Data listing:
>>
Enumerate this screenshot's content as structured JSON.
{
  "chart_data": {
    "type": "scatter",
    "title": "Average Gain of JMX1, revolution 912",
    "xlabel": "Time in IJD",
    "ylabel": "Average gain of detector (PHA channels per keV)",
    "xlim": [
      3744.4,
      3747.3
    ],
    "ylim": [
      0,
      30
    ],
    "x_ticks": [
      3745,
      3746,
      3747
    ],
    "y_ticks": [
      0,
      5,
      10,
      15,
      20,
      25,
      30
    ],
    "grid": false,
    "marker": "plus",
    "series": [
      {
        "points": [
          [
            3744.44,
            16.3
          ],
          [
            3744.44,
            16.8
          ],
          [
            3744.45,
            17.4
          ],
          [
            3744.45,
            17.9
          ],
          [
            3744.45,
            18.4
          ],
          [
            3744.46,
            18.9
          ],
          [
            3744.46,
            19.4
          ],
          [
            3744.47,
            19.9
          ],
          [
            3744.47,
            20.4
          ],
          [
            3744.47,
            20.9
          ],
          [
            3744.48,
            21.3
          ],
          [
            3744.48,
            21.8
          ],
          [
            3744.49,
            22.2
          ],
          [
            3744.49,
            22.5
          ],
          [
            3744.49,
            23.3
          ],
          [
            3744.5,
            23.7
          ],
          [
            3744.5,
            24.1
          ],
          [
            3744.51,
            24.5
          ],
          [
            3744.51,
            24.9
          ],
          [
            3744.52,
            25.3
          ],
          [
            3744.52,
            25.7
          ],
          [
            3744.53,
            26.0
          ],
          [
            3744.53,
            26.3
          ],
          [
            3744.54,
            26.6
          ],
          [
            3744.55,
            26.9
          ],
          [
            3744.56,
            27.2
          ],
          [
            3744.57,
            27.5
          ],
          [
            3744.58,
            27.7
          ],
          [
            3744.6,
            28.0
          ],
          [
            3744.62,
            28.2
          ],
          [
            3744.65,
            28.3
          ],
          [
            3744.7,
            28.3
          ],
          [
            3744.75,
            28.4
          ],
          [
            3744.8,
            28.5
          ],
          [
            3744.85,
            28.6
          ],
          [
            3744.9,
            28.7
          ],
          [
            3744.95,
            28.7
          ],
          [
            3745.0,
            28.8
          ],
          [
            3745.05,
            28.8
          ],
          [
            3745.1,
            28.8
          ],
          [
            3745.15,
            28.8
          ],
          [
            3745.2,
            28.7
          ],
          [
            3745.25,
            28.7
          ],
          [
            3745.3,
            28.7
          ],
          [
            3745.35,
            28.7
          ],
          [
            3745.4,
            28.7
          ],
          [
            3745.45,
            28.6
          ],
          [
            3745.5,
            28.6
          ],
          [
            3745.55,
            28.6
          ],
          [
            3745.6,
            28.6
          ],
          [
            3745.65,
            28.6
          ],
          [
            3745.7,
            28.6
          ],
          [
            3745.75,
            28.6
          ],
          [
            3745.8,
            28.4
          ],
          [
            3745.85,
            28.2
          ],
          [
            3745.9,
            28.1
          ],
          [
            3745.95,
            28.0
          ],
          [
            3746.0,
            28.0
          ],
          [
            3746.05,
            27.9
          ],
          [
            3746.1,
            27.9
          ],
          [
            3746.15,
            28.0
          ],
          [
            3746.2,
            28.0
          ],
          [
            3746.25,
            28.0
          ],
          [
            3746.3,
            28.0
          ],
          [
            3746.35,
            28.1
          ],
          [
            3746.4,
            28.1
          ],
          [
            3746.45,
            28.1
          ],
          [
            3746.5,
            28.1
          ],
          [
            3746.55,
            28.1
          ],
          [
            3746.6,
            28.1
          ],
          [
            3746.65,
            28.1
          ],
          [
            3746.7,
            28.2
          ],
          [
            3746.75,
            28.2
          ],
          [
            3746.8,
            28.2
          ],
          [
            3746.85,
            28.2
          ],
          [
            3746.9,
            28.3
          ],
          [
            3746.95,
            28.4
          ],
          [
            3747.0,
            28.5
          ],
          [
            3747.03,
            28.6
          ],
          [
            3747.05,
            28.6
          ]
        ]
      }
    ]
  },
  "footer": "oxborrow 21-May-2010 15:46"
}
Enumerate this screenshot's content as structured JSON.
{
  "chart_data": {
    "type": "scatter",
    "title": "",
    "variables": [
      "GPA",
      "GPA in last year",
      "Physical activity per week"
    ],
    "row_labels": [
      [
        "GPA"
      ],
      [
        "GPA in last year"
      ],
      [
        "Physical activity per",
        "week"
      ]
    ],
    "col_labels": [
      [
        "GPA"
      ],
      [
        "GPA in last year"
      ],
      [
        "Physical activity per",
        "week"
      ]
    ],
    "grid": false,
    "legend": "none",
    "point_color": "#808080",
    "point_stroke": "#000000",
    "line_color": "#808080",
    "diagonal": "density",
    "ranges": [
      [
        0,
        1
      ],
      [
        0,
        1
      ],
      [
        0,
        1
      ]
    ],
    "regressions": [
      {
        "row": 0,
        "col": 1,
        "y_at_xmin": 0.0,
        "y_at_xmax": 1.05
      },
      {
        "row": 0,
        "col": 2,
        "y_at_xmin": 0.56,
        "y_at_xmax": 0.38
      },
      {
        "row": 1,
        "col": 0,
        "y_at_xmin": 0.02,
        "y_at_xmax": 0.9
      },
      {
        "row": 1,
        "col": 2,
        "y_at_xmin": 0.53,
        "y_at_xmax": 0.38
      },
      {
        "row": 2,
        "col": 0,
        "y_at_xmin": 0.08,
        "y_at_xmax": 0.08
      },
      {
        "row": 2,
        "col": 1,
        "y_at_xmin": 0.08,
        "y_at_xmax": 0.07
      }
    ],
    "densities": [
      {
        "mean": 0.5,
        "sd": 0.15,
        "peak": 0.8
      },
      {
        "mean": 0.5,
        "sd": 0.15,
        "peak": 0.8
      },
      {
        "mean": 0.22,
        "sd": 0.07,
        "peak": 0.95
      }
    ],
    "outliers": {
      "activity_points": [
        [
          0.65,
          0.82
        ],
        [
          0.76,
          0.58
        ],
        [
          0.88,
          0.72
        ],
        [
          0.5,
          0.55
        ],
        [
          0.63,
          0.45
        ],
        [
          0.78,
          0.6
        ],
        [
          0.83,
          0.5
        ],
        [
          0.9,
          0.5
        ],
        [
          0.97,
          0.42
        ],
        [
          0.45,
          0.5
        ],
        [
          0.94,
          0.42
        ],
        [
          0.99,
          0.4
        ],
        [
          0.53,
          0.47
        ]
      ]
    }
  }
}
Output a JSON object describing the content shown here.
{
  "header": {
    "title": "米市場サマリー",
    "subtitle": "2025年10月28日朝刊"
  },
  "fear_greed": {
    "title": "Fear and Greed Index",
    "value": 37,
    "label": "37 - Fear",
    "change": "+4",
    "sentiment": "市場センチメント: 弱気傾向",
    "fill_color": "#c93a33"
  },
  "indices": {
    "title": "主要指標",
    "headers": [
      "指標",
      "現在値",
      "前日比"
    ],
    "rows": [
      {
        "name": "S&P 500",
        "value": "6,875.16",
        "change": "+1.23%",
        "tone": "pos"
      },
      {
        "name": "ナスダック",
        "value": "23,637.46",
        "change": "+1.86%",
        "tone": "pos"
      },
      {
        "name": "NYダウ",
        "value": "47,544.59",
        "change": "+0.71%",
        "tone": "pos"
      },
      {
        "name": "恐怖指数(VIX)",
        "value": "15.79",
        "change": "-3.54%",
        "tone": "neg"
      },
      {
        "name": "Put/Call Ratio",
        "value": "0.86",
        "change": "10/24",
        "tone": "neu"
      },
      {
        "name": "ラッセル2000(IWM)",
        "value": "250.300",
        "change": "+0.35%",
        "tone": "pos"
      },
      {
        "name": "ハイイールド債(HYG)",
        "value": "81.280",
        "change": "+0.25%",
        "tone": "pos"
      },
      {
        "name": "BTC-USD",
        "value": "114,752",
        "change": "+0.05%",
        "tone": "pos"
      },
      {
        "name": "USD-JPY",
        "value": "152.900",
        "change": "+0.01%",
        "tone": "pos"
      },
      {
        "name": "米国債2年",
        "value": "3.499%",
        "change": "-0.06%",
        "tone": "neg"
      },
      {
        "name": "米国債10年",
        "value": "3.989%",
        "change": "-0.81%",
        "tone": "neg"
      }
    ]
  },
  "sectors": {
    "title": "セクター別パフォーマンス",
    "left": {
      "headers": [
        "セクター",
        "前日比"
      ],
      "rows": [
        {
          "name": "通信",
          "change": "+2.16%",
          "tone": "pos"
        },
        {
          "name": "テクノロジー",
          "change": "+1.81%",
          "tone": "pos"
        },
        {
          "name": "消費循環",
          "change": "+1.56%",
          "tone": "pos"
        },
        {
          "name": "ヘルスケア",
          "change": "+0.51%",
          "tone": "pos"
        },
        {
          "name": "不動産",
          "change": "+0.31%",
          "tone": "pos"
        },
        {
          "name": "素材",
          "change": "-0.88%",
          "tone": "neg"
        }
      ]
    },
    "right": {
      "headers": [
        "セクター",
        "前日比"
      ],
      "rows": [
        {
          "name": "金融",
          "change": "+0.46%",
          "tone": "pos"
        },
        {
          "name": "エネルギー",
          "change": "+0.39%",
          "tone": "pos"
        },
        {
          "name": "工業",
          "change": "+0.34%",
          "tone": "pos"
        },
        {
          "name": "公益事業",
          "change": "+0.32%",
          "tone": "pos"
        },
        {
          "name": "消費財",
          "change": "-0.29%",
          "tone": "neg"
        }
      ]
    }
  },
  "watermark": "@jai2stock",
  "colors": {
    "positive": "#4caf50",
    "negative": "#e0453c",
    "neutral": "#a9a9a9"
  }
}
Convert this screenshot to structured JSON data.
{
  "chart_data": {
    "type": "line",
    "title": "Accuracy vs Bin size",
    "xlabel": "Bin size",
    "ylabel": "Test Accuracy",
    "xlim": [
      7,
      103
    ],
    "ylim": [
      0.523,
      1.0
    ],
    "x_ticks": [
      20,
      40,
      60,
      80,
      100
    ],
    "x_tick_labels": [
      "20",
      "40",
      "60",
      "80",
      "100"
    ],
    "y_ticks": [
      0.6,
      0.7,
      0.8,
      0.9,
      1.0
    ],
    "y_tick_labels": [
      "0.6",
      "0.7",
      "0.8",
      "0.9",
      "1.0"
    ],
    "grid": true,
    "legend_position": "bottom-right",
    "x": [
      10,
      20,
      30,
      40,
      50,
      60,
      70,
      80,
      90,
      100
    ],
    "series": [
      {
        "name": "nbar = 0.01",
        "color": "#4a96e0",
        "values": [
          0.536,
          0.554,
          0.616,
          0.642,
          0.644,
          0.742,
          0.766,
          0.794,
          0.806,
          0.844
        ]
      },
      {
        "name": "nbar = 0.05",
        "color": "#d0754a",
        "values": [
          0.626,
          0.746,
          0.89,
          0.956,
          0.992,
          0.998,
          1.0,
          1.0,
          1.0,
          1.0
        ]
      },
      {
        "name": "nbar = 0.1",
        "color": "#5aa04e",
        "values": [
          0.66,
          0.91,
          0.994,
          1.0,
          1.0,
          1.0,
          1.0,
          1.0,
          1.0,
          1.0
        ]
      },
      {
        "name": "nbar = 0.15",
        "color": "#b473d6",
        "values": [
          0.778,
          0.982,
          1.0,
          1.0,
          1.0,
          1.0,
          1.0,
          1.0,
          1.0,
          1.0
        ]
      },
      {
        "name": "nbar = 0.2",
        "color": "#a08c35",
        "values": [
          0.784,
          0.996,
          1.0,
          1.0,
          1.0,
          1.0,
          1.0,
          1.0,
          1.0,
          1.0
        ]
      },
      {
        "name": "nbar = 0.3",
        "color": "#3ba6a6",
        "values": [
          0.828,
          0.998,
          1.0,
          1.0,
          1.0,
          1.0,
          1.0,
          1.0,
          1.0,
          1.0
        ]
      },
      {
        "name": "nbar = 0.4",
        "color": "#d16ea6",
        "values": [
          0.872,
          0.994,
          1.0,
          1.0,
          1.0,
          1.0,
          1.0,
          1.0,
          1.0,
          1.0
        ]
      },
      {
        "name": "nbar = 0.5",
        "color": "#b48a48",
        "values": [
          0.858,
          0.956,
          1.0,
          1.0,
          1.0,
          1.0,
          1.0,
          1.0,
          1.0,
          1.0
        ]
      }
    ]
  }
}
<<
● Directive: Copy each line above where the string "JSON" occurs.

● Written response:
Enumerate this screenshot's content as structured JSON.
Enumerate this screenshot's content as structured JSON.
Output a JSON object describing the content shown here.
Convert this screenshot to structured JSON data.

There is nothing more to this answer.